▸ STATED EXERCISE:
Express everything from the line containing "Patent image size: (918, 281)." down to the line containing "The cover 111 is at (346, 88)." as a JSON list of strings, one string per line, leaving out blank lines.

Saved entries
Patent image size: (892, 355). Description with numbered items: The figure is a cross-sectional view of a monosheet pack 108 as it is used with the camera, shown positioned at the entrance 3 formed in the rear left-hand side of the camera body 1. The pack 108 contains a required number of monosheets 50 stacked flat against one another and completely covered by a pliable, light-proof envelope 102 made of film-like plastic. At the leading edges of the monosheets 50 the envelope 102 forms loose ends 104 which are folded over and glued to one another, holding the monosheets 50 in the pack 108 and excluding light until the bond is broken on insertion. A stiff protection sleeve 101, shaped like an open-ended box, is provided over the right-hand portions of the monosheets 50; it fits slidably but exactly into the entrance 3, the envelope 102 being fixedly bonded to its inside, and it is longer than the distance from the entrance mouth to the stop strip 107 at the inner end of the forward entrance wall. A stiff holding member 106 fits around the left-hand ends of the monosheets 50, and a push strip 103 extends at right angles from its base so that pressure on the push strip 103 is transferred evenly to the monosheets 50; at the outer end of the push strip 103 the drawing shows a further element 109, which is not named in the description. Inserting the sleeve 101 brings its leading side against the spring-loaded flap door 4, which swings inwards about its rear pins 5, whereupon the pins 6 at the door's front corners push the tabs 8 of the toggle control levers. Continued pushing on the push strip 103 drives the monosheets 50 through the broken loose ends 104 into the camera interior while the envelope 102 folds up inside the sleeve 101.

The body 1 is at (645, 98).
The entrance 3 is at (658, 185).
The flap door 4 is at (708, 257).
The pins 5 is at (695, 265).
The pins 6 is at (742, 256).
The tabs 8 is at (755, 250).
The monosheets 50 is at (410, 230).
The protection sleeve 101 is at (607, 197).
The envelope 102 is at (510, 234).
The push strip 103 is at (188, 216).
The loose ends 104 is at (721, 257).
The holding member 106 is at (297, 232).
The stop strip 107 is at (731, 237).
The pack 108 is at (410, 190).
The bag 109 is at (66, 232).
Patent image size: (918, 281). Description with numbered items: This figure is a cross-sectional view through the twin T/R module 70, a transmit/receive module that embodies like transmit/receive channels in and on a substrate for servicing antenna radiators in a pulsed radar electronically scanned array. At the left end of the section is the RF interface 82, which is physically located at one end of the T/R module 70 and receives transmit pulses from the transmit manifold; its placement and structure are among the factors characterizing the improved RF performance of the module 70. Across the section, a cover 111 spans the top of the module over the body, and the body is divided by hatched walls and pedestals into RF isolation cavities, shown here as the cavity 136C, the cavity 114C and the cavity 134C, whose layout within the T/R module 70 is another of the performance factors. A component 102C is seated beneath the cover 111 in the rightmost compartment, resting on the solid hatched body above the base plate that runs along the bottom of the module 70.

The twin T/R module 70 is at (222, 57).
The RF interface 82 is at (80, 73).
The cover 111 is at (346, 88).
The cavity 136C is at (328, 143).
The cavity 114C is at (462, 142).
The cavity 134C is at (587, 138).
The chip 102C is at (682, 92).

▸ CORRECT RESULT:
[
  "Patent image size: (918, 281). Description with numbered items: This figure is a cross-sectional view through the twin T/R module 70, a transmit/receive module that embodies like transmit/receive channels in and on a substrate for servicing antenna radiators in a pulsed radar electronically scanned array. At the left end of the section is the RF interface 82, which is physically located at one end of the T/R module 70 and receives transmit pulses from the transmit manifold; its placement and structure are among the factors characterizing the improved RF performance of the module 70. Across the section, a cover 111 spans the top of the module over the body, and the body is divided by hatched walls and pedestals into RF isolation cavities, shown here as the cavity 136C, the cavity 114C and the cavity 134C, whose layout within the T/R module 70 is another of the performance factors. A component 102C is seated beneath the cover 111 in the rightmost compartment, resting on the solid hatched body above the base plate that runs along the bottom of the module 70.",
  "The twin T/R module 70 is at (222, 57).",
  "The RF interface 82 is at (80, 73).",
  "The cover 111 is at (346, 88)."
]